The problem »
Every entry needs to be printed exactly, please.

Supplied data »
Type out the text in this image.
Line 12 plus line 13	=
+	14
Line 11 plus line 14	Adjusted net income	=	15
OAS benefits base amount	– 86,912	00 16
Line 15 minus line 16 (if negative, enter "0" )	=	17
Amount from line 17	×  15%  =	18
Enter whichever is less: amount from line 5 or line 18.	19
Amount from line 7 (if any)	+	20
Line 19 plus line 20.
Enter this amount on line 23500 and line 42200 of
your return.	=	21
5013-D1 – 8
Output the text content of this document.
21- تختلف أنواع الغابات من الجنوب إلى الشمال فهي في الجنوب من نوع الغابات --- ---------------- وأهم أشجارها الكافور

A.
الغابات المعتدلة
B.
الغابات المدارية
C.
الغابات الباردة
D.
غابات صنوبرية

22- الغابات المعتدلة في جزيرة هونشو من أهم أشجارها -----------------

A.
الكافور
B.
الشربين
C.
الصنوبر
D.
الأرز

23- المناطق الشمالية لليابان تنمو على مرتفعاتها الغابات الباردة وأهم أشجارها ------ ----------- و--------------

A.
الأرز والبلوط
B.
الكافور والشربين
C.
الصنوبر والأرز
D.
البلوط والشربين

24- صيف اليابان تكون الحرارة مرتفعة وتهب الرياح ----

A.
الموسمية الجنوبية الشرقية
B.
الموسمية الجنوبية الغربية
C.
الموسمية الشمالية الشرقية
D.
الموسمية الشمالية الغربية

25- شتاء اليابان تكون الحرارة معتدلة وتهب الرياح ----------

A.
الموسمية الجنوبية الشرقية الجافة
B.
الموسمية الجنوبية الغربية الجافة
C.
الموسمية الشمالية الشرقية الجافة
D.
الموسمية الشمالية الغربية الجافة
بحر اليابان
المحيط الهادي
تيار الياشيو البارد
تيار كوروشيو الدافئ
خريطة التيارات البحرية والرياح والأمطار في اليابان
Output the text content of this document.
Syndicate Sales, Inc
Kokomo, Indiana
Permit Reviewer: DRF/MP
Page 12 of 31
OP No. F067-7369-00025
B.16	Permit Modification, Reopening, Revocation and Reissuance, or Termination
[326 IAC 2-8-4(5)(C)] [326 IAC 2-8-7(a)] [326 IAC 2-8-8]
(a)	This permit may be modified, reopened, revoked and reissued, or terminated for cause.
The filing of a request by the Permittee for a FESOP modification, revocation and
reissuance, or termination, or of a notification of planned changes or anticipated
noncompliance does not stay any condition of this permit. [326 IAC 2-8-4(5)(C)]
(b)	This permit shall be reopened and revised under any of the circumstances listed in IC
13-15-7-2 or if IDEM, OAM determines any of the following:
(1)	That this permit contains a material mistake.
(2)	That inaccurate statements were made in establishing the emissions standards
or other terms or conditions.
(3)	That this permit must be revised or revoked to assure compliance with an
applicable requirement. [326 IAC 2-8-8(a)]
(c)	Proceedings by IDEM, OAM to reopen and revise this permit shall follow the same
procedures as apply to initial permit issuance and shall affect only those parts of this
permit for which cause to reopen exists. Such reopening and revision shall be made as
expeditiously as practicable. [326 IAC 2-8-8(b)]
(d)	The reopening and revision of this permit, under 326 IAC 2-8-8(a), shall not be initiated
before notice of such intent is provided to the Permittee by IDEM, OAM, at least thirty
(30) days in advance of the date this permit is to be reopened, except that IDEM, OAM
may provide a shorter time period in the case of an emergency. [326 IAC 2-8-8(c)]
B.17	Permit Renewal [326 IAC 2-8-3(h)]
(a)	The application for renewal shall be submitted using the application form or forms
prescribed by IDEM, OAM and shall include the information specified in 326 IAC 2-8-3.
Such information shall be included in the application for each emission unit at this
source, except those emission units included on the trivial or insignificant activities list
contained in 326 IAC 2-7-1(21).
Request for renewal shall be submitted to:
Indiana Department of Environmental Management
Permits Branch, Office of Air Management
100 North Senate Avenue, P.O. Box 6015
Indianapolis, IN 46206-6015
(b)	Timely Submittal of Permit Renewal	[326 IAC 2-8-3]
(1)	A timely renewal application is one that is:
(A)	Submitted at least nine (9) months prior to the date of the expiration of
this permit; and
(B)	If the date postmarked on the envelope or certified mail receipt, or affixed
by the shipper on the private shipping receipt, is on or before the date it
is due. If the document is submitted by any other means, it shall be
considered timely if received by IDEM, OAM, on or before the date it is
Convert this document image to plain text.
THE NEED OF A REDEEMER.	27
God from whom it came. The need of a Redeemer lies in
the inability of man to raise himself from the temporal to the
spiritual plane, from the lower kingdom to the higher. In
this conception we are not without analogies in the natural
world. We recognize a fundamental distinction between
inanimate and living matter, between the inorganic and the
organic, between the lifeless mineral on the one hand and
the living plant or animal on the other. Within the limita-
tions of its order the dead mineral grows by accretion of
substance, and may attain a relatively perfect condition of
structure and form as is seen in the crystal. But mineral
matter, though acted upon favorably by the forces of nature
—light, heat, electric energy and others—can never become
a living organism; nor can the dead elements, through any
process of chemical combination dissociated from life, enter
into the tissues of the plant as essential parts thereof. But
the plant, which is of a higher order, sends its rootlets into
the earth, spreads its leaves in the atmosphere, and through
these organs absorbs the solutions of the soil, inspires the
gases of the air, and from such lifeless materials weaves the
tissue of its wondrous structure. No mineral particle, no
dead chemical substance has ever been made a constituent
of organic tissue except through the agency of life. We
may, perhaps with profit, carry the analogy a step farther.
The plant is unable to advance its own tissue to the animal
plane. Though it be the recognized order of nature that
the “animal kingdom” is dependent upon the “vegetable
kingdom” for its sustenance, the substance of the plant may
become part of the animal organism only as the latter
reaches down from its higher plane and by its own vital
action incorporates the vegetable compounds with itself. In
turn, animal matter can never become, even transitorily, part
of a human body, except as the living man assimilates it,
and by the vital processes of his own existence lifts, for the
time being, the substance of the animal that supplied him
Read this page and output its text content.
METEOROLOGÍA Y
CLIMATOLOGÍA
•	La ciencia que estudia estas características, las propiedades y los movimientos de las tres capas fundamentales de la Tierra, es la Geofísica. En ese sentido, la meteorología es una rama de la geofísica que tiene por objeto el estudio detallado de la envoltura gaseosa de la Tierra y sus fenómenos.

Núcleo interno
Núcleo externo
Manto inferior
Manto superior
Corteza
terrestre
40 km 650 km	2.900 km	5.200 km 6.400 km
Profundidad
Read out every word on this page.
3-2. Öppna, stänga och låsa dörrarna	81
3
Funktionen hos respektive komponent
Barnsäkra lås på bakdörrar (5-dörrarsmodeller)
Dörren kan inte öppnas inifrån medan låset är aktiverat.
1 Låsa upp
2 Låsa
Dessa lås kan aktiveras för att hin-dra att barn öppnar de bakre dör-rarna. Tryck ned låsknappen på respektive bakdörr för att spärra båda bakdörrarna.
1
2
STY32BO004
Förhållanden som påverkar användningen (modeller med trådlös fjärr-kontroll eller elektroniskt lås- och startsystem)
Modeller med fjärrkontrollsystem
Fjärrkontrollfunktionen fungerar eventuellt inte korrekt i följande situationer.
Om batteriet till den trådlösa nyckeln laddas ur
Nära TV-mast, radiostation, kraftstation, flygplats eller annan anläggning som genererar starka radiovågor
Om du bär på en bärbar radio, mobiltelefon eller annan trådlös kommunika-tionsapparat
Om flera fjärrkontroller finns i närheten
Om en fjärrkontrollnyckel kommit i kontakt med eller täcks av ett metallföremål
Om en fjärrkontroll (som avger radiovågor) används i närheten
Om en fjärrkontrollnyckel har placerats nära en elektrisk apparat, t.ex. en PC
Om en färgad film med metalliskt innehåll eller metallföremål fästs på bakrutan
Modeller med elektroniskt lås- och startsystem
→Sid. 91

Output of the exercise »
Type out the text in this image.
Line 12 plus line 13	=
+	14
Line 11 plus line 14	Adjusted net income	=	15
OAS benefits base amount	– 86,912	00 16
Line 15 minus line 16 (if negative, enter "0" )	=	17
Amount from line 17	×  15%  =	18
Enter whichever is less: amount from line 5 or line 18.	19
Amount from line 7 (if any)	+	20
Line 19 plus line 20.
Enter this amount on line 23500 and line 42200 of
your return.	=	21
5013-D1 – 8
Output the text content of this document.
21- تختلف أنواع الغابات من الجنوب إلى الشمال فهي في الجنوب من نوع الغابات --- ---------------- وأهم أشجارها الكافور

A.
الغابات المعتدلة
B.
الغابات المدارية
C.
الغابات الباردة
D.
غابات صنوبرية

22- الغابات المعتدلة في جزيرة هونشو من أهم أشجارها -----------------

A.
الكافور
B.
الشربين
C.
الصنوبر
D.
الأرز

23- المناطق الشمالية لليابان تنمو على مرتفعاتها الغابات الباردة وأهم أشجارها ------ ----------- و--------------

A.
الأرز والبلوط
B.
الكافور والشربين
C.
الصنوبر والأرز
D.
البلوط والشربين

24- صيف اليابان تكون الحرارة مرتفعة وتهب الرياح ----

A.
الموسمية الجنوبية الشرقية
B.
الموسمية الجنوبية الغربية
C.
الموسمية الشمالية الشرقية
D.
الموسمية الشمالية الغربية

25- شتاء اليابان تكون الحرارة معتدلة وتهب الرياح ----------

A.
الموسمية الجنوبية الشرقية الجافة
B.
الموسمية الجنوبية الغربية الجافة
C.
الموسمية الشمالية الشرقية الجافة
D.
الموسمية الشمالية الغربية الجافة
بحر اليابان
المحيط الهادي
تيار الياشيو البارد
تيار كوروشيو الدافئ
خريطة التيارات البحرية والرياح والأمطار في اليابان
Output the text content of this document.
Syndicate Sales, Inc
Kokomo, Indiana
Permit Reviewer: DRF/MP
Page 12 of 31
OP No. F067-7369-00025
B.16	Permit Modification, Reopening, Revocation and Reissuance, or Termination
[326 IAC 2-8-4(5)(C)] [326 IAC 2-8-7(a)] [326 IAC 2-8-8]
(a)	This permit may be modified, reopened, revoked and reissued, or terminated for cause.
The filing of a request by the Permittee for a FESOP modification, revocation and
reissuance, or termination, or of a notification of planned changes or anticipated
noncompliance does not stay any condition of this permit. [326 IAC 2-8-4(5)(C)]
(b)	This permit shall be reopened and revised under any of the circumstances listed in IC
13-15-7-2 or if IDEM, OAM determines any of the following:
(1)	That this permit contains a material mistake.
(2)	That inaccurate statements were made in establishing the emissions standards
or other terms or conditions.
(3)	That this permit must be revised or revoked to assure compliance with an
applicable requirement. [326 IAC 2-8-8(a)]
(c)	Proceedings by IDEM, OAM to reopen and revise this permit shall follow the same
procedures as apply to initial permit issuance and shall affect only those parts of this
permit for which cause to reopen exists. Such reopening and revision shall be made as
expeditiously as practicable. [326 IAC 2-8-8(b)]
(d)	The reopening and revision of this permit, under 326 IAC 2-8-8(a), shall not be initiated
before notice of such intent is provided to the Permittee by IDEM, OAM, at least thirty
(30) days in advance of the date this permit is to be reopened, except that IDEM, OAM
may provide a shorter time period in the case of an emergency. [326 IAC 2-8-8(c)]
B.17	Permit Renewal [326 IAC 2-8-3(h)]
(a)	The application for renewal shall be submitted using the application form or forms
prescribed by IDEM, OAM and shall include the information specified in 326 IAC 2-8-3.
Such information shall be included in the application for each emission unit at this
source, except those emission units included on the trivial or insignificant activities list
contained in 326 IAC 2-7-1(21).
Request for renewal shall be submitted to:
Indiana Department of Environmental Management
Permits Branch, Office of Air Management
100 North Senate Avenue, P.O. Box 6015
Indianapolis, IN 46206-6015
(b)	Timely Submittal of Permit Renewal	[326 IAC 2-8-3]
(1)	A timely renewal application is one that is:
(A)	Submitted at least nine (9) months prior to the date of the expiration of
this permit; and
(B)	If the date postmarked on the envelope or certified mail receipt, or affixed
by the shipper on the private shipping receipt, is on or before the date it
is due. If the document is submitted by any other means, it shall be
considered timely if received by IDEM, OAM, on or before the date it is
Convert this document image to plain text.
THE NEED OF A REDEEMER.	27
God from whom it came. The need of a Redeemer lies in
the inability of man to raise himself from the temporal to the
spiritual plane, from the lower kingdom to the higher. In
this conception we are not without analogies in the natural
world. We recognize a fundamental distinction between
inanimate and living matter, between the inorganic and the
organic, between the lifeless mineral on the one hand and
the living plant or animal on the other. Within the limita-
tions of its order the dead mineral grows by accretion of
substance, and may attain a relatively perfect condition of
structure and form as is seen in the crystal. But mineral
matter, though acted upon favorably by the forces of nature
—light, heat, electric energy and others—can never become
a living organism; nor can the dead elements, through any
process of chemical combination dissociated from life, enter
into the tissues of the plant as essential parts thereof. But
the plant, which is of a higher order, sends its rootlets into
the earth, spreads its leaves in the atmosphere, and through
these organs absorbs the solutions of the soil, inspires the
gases of the air, and from such lifeless materials weaves the
tissue of its wondrous structure. No mineral particle, no
dead chemical substance has ever been made a constituent
of organic tissue except through the agency of life. We
may, perhaps with profit, carry the analogy a step farther.
The plant is unable to advance its own tissue to the animal
plane. Though it be the recognized order of nature that
the “animal kingdom” is dependent upon the “vegetable
kingdom” for its sustenance, the substance of the plant may
become part of the animal organism only as the latter
reaches down from its higher plane and by its own vital
action incorporates the vegetable compounds with itself. In
turn, animal matter can never become, even transitorily, part
of a human body, except as the living man assimilates it,
and by the vital processes of his own existence lifts, for the
time being, the substance of the animal that supplied him
Read this page and output its text content.
METEOROLOGÍA Y
CLIMATOLOGÍA
•	La ciencia que estudia estas características, las propiedades y los movimientos de las tres capas fundamentales de la Tierra, es la Geofísica. En ese sentido, la meteorología es una rama de la geofísica que tiene por objeto el estudio detallado de la envoltura gaseosa de la Tierra y sus fenómenos.

Núcleo interno
Núcleo externo
Manto inferior
Manto superior
Corteza
terrestre
40 km 650 km	2.900 km	5.200 km 6.400 km
Profundidad
Read out every word on this page.
3-2. Öppna, stänga och låsa dörrarna	81
3
Funktionen hos respektive komponent
Barnsäkra lås på bakdörrar (5-dörrarsmodeller)
Dörren kan inte öppnas inifrån medan låset är aktiverat.
1 Låsa upp
2 Låsa
Dessa lås kan aktiveras för att hin-dra att barn öppnar de bakre dör-rarna. Tryck ned låsknappen på respektive bakdörr för att spärra båda bakdörrarna.
1
2
STY32BO004
Förhållanden som påverkar användningen (modeller med trådlös fjärr-kontroll eller elektroniskt lås- och startsystem)
Modeller med fjärrkontrollsystem
Fjärrkontrollfunktionen fungerar eventuellt inte korrekt i följande situationer.
Om batteriet till den trådlösa nyckeln laddas ur
Nära TV-mast, radiostation, kraftstation, flygplats eller annan anläggning som genererar starka radiovågor
Om du bär på en bärbar radio, mobiltelefon eller annan trådlös kommunika-tionsapparat
Om flera fjärrkontroller finns i närheten
Om en fjärrkontrollnyckel kommit i kontakt med eller täcks av ett metallföremål
Om en fjärrkontroll (som avger radiovågor) används i närheten
Om en fjärrkontrollnyckel har placerats nära en elektrisk apparat, t.ex. en PC
Om en färgad film med metalliskt innehåll eller metallföremål fästs på bakrutan
Modeller med elektroniskt lås- och startsystem
→Sid. 91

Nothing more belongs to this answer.